To be done: Reproduce verbatim the lines from the line with "Find all labels, buttons, inputs, and" up to and including the line with "button[interactable]: 资源共享 <box>0".

Data records:
━━━━━━
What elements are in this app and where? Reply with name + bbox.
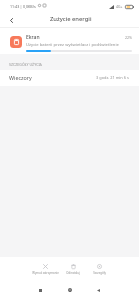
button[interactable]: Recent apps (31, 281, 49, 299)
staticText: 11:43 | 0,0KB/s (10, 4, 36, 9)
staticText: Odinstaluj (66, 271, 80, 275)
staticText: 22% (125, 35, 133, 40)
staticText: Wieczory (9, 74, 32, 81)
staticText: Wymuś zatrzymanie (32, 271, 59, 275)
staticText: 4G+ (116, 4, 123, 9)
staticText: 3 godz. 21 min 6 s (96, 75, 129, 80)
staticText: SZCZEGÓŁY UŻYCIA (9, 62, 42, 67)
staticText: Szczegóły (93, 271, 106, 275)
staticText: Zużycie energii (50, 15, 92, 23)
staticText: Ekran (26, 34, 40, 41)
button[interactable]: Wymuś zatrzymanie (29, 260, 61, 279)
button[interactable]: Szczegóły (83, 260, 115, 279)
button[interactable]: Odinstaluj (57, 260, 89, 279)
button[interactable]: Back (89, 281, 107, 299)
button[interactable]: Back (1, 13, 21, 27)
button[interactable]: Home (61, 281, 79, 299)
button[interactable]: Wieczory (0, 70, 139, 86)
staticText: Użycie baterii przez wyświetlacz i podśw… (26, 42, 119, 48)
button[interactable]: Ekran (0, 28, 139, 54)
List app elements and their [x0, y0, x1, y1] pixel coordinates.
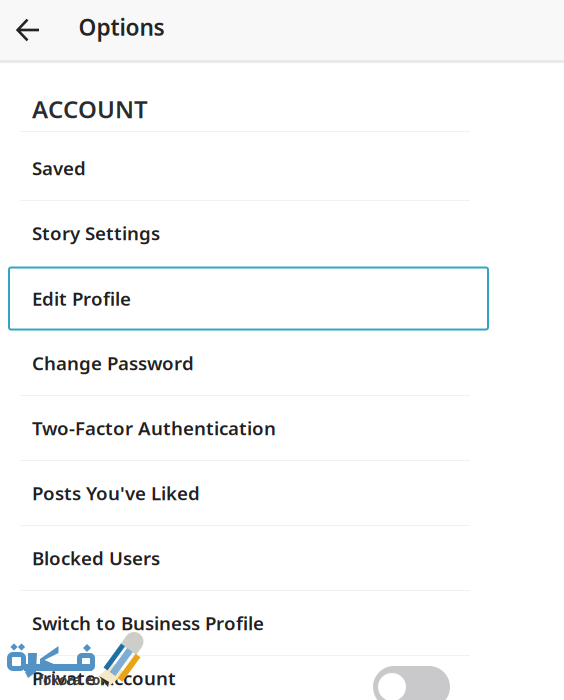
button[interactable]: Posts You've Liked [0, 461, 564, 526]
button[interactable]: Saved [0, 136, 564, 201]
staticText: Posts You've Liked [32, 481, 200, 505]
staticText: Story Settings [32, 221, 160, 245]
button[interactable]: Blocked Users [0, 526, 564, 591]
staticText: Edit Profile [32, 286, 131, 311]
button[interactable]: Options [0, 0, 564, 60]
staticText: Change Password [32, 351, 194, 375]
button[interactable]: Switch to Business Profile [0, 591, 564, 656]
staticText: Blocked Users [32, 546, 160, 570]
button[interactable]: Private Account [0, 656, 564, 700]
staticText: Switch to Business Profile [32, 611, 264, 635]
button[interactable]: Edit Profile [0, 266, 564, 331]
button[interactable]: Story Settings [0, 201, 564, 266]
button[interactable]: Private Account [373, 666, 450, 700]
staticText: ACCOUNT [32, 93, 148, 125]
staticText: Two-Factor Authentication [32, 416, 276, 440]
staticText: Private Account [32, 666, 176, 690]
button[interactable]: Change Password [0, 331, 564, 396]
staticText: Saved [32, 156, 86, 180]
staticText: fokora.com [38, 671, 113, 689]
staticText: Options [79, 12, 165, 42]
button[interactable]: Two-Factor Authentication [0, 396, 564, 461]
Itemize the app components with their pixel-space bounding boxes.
━━━━━━
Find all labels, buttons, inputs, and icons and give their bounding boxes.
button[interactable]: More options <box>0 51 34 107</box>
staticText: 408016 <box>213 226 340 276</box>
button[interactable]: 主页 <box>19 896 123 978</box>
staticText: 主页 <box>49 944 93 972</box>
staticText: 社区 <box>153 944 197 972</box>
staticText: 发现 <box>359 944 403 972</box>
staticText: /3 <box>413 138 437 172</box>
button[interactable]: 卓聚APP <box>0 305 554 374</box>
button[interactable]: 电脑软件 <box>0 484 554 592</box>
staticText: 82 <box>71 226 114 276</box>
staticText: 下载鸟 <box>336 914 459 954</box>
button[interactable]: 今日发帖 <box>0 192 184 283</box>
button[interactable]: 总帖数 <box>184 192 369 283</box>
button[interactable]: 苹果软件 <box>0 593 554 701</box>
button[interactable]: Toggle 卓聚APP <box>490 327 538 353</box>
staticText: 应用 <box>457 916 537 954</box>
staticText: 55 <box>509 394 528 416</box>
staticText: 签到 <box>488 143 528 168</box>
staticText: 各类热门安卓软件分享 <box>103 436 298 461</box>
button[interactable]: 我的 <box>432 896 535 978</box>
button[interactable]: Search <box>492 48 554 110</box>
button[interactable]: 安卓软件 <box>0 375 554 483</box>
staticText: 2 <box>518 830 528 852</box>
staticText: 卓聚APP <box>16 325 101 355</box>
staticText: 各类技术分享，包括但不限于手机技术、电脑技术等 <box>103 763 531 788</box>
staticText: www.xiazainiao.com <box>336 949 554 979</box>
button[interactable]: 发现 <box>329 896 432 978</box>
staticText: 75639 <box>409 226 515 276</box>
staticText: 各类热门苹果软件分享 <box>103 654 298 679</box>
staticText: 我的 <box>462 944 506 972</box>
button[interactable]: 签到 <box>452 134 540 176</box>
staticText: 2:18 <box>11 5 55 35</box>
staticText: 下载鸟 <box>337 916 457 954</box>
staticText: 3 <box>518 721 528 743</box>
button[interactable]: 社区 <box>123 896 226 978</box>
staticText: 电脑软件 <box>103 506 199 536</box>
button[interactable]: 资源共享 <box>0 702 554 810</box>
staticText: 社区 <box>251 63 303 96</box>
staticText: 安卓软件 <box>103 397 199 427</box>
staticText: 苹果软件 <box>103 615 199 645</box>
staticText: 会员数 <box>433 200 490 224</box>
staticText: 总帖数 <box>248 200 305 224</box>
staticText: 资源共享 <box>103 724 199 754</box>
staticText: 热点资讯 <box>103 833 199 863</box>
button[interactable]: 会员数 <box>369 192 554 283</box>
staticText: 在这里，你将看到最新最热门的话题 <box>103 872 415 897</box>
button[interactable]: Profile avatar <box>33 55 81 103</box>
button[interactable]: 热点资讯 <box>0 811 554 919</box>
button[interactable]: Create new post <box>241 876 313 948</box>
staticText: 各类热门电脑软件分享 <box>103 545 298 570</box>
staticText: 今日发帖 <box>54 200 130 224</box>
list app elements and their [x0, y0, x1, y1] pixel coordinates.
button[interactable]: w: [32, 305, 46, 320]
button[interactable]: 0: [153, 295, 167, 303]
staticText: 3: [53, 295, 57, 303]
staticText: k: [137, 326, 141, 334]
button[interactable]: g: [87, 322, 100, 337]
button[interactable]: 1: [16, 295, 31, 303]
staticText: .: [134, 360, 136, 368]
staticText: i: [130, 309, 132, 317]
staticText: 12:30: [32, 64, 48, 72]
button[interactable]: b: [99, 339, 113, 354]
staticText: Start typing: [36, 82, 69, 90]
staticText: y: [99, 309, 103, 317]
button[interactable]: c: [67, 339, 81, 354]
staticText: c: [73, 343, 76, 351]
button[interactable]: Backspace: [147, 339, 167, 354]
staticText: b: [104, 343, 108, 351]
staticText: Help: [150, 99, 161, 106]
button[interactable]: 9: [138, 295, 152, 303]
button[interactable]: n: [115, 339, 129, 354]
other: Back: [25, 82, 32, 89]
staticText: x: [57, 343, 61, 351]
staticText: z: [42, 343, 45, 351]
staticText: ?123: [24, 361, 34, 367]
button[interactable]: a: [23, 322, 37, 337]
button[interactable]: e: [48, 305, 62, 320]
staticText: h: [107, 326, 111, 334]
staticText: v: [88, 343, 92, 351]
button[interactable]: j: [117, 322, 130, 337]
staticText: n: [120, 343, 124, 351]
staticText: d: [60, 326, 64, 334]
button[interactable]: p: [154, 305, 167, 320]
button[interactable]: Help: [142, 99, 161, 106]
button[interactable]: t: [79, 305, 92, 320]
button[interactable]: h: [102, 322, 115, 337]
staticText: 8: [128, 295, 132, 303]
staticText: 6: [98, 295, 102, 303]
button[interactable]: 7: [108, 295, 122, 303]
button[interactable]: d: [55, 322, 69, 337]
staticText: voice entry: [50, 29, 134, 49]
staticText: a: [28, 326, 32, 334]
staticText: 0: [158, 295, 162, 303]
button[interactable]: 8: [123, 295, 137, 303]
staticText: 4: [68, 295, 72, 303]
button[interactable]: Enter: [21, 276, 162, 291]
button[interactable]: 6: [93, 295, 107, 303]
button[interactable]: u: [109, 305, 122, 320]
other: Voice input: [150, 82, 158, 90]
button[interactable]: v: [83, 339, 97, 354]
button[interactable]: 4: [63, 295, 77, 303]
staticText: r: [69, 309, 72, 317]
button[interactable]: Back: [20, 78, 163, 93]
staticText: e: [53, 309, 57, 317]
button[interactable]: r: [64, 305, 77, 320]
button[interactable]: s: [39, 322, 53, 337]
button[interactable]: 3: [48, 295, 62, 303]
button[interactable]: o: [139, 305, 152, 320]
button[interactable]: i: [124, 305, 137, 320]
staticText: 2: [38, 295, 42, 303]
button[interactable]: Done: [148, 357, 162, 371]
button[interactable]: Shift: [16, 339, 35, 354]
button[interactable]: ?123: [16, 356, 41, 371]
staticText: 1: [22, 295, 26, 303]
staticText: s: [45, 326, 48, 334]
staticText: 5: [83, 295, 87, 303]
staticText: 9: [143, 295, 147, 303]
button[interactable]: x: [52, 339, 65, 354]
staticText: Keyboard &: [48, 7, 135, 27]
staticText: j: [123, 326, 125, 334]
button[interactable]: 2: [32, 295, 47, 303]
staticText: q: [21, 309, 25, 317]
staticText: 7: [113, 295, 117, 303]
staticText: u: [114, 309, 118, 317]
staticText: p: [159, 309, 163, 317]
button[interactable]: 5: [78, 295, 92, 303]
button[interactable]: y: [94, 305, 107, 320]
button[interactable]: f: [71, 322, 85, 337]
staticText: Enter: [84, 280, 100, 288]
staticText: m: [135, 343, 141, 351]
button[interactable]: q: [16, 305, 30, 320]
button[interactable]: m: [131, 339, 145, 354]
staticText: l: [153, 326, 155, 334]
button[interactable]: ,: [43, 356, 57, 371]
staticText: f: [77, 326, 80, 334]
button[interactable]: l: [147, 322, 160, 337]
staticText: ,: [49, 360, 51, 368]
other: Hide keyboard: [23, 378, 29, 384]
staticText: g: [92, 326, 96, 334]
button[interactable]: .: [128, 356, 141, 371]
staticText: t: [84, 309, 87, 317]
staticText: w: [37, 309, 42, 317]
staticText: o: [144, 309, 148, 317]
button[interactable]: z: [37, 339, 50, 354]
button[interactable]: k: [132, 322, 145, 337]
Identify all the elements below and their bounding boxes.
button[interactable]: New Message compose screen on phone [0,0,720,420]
━━━━━━
Written reply:
Find all labels, buttons, inputs, and icons and give their bounding boxes.
button[interactable]: More options <box>0 51 34 107</box>
staticText: 408016 <box>213 226 340 276</box>
button[interactable]: 主页 <box>19 896 123 978</box>
staticText: 主页 <box>49 944 93 972</box>
staticText: 社区 <box>153 944 197 972</box>
staticText: 发现 <box>359 944 403 972</box>
staticText: /3 <box>413 138 437 172</box>
button[interactable]: 卓聚APP <box>0 305 554 374</box>
button[interactable]: 电脑软件 <box>0 484 554 592</box>
staticText: 82 <box>71 226 114 276</box>
staticText: 下载鸟 <box>336 914 459 954</box>
button[interactable]: 今日发帖 <box>0 192 184 283</box>
button[interactable]: 总帖数 <box>184 192 369 283</box>
button[interactable]: 苹果软件 <box>0 593 554 701</box>
button[interactable]: Toggle 卓聚APP <box>490 327 538 353</box>
staticText: 应用 <box>457 916 537 954</box>
staticText: 55 <box>509 394 528 416</box>
staticText: 签到 <box>488 143 528 168</box>
staticText: 各类热门安卓软件分享 <box>103 436 298 461</box>
button[interactable]: 我的 <box>432 896 535 978</box>
button[interactable]: Search <box>492 48 554 110</box>
button[interactable]: 安卓软件 <box>0 375 554 483</box>
staticText: 2 <box>518 830 528 852</box>
staticText: 卓聚APP <box>16 325 101 355</box>
staticText: 各类技术分享，包括但不限于手机技术、电脑技术等 <box>103 763 531 788</box>
staticText: www.xiazainiao.com <box>336 949 554 979</box>
button[interactable]: 发现 <box>329 896 432 978</box>
staticText: 75639 <box>409 226 515 276</box>
staticText: 各类热门苹果软件分享 <box>103 654 298 679</box>
staticText: 我的 <box>462 944 506 972</box>
button[interactable]: 签到 <box>452 134 540 176</box>
staticText: 2:18 <box>11 5 55 35</box>
staticText: 下载鸟 <box>337 916 457 954</box>
staticText: 3 <box>518 721 528 743</box>
button[interactable]: 社区 <box>123 896 226 978</box>
staticText: 电脑软件 <box>103 506 199 536</box>
button[interactable]: 资源共享 <box>0 702 554 810</box>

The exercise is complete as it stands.